■ **TASK DIRECTIONS**
Gather all lines with "MIDDLETON" from the records.
==*==
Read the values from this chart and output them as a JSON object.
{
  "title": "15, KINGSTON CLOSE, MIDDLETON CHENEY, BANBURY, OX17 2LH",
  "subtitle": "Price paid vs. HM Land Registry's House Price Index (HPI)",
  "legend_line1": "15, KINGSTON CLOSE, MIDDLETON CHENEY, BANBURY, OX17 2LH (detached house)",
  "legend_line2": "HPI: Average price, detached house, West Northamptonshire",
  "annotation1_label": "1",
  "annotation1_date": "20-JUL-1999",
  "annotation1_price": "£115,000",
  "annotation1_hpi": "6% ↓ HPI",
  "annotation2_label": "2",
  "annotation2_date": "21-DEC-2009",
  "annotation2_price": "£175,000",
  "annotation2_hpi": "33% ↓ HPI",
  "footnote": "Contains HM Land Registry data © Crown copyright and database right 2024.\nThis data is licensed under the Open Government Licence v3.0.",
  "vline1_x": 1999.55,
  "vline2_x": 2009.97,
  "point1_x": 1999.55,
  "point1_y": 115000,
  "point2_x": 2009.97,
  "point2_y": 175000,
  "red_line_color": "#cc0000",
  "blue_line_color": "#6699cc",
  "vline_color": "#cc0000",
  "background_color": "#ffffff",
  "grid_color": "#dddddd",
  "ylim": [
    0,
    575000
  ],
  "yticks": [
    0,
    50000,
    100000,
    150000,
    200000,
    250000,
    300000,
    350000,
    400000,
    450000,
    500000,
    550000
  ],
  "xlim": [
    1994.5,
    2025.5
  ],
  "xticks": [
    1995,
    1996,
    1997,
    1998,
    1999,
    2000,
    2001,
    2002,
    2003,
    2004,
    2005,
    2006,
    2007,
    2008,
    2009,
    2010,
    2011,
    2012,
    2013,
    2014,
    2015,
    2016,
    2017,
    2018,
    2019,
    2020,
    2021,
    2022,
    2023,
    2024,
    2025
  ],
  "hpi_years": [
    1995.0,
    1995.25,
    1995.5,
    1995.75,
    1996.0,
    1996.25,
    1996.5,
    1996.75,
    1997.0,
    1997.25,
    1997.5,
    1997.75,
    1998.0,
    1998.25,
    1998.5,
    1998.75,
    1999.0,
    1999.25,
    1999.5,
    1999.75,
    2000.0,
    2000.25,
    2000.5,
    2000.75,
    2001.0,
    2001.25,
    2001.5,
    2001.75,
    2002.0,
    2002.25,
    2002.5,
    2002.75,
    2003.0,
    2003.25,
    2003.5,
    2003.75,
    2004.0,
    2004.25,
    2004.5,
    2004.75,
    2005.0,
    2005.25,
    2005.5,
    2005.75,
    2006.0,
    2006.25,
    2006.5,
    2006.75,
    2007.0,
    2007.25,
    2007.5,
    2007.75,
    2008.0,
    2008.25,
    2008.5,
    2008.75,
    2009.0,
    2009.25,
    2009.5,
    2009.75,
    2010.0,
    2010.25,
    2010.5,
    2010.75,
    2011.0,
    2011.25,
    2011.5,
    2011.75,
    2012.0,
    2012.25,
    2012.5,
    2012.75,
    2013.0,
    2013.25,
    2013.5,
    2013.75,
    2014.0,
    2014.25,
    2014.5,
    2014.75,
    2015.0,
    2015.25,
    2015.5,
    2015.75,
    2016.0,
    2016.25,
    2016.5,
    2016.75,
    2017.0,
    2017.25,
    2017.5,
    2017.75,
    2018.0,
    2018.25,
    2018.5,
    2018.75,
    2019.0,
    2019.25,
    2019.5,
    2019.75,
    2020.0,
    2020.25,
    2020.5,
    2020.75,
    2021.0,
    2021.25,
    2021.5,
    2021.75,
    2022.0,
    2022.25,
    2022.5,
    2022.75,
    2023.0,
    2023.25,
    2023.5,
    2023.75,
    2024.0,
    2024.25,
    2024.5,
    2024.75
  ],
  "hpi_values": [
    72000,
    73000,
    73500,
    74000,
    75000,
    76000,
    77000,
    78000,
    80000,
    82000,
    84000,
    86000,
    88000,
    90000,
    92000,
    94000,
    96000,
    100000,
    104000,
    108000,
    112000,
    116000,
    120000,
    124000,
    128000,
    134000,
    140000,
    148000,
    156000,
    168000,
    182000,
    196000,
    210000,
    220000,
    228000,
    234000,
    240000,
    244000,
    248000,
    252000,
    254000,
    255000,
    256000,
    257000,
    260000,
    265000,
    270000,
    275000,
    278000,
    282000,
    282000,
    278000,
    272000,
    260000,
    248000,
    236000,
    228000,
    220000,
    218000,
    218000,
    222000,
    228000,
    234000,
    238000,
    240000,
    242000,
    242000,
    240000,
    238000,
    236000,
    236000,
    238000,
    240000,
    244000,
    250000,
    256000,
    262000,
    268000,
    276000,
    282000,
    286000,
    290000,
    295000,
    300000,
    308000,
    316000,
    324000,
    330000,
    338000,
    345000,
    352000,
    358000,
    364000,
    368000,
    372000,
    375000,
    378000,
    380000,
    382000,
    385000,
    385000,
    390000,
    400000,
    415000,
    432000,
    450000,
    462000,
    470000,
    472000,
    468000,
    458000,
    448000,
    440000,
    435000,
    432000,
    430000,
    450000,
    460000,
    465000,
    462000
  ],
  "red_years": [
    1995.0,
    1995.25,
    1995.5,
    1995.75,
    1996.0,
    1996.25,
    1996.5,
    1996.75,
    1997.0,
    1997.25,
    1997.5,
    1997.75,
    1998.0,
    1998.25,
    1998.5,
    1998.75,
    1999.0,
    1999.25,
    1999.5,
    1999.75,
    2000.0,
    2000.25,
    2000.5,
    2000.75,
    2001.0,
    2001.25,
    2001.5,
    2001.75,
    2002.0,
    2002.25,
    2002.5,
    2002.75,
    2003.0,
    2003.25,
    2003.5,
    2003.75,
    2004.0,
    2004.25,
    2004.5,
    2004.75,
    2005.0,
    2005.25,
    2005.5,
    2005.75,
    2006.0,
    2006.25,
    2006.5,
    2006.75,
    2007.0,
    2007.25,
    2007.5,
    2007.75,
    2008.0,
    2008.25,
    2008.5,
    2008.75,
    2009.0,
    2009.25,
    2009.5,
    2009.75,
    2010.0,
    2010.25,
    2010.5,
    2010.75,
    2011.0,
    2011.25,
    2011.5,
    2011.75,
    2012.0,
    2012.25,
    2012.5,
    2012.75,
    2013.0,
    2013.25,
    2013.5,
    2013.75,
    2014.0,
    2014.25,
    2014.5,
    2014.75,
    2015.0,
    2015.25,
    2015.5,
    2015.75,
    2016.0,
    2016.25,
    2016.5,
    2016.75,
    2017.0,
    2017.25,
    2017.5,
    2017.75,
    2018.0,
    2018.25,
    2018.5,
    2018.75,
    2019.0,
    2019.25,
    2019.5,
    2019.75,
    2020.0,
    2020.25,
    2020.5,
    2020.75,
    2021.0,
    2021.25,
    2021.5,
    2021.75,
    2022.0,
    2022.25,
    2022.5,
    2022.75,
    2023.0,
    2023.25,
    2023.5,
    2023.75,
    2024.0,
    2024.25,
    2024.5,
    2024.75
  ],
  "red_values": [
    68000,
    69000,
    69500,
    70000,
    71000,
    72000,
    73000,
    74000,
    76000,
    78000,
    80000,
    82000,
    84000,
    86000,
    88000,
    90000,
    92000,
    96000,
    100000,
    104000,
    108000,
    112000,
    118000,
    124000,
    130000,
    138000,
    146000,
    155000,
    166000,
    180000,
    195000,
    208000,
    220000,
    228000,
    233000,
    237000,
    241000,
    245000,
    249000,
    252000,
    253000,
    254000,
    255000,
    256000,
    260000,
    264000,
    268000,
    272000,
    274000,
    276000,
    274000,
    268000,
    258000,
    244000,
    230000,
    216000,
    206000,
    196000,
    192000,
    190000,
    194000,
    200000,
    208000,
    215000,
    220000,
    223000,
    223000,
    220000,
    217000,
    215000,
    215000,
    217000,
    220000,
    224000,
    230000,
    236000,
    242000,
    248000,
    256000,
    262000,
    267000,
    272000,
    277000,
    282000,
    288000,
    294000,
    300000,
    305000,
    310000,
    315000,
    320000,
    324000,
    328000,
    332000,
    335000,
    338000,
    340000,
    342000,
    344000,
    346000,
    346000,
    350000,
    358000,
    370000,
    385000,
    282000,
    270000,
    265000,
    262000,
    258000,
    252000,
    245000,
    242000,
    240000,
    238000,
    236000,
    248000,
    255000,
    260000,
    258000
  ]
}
==*==
■ **ANSWER**
  "title": "15, KINGSTON CLOSE, MIDDLETON CHENEY, BANBURY, OX17 2LH",
  "legend_line1": "15, KINGSTON CLOSE, MIDDLETON CHENEY, BANBURY, OX17 2LH (detached house)",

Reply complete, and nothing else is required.